**Stated problem:** Collect all lines below with the string "烛龙一号".

**Extracted records:**
####
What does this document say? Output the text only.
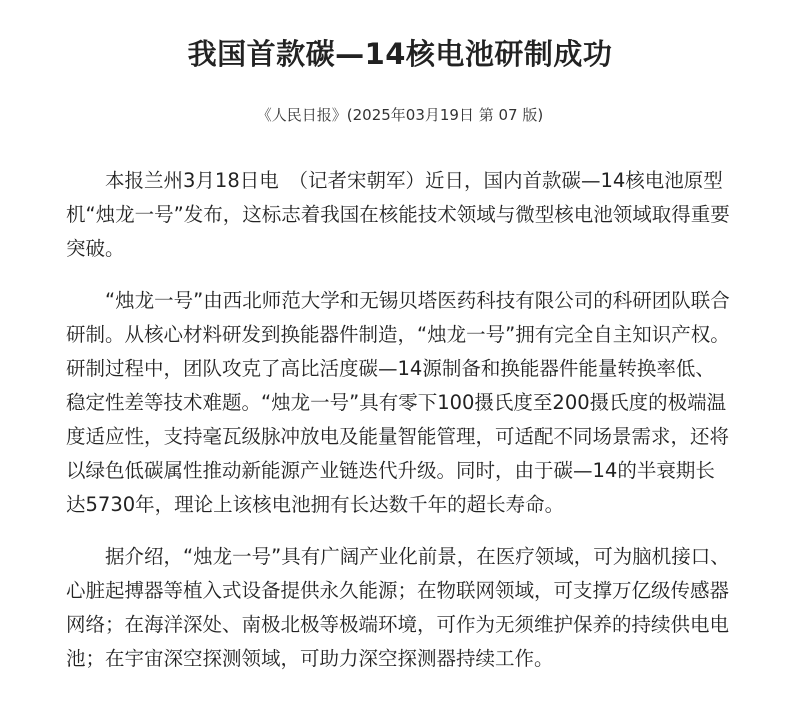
我国首款碳—14核电池研制成功

《人民日报》(2025年03月19日 第 07 版)

本报兰州3月18日电　（记者宋朝军）近日，国内首款碳—14核电池原型机“烛龙一号”发布，这标志着我国在核能技术领域与微型核电池领域取得重要突破。

“烛龙一号”由西北师范大学和无锡贝塔医药科技有限公司的科研团队联合研制。从核心材料研发到换能器件制造，“烛龙一号”拥有完全自主知识产权。研制过程中，团队攻克了高比活度碳—14源制备和换能器件能量转换率低、稳定性差等技术难题。“烛龙一号”具有零下100摄氏度至200摄氏度的极端温度适应性，支持毫瓦级脉冲放电及能量智能管理，可适配不同场景需求，还将以绿色低碳属性推动新能源产业链迭代升级。同时，由于碳—14的半衰期长达5730年，理论上该核电池拥有长达数千年的超长寿命。

据介绍，“烛龙一号”具有广阔产业化前景，在医疗领域，可为脑机接口、心脏起搏器等植入式设备提供永久能源；在物联网领域，可支撑万亿级传感器网络；在海洋深处、南极北极等极端环境，可作为无须维护保养的持续供电电池；在宇宙深空探测领域，可助力深空探测器持续工作。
####
**Answer to this task:**
本报兰州3月18日电　（记者宋朝军）近日，国内首款碳—14核电池原型机“烛龙一号”发布，这标志着我国在核能技术领域与微型核电池领域取得重要突破。
“烛龙一号”由西北师范大学和无锡贝塔医药科技有限公司的科研团队联合研制。从核心材料研发到换能器件制造，“烛龙一号”拥有完全自主知识产权。研制过程中，团队攻克了高比活度碳—14源制备和换能器件能量转换率低、稳定性差等技术难题。“烛龙一号”具有零下100摄氏度至200摄氏度的极端温度适应性，支持毫瓦级脉冲放电及能量智能管理，可适配不同场景需求，还将以绿色低碳属性推动新能源产业链迭代升级。同时，由于碳—14的半衰期长达5730年，理论上该核电池拥有长达数千年的超长寿命。
据介绍，“烛龙一号”具有广阔产业化前景，在医疗领域，可为脑机接口、心脏起搏器等植入式设备提供永久能源；在物联网领域，可支撑万亿级传感器网络；在海洋深处、南极北极等极端环境，可作为无须维护保养的持续供电电池；在宇宙深空探测领域，可助力深空探测器持续工作。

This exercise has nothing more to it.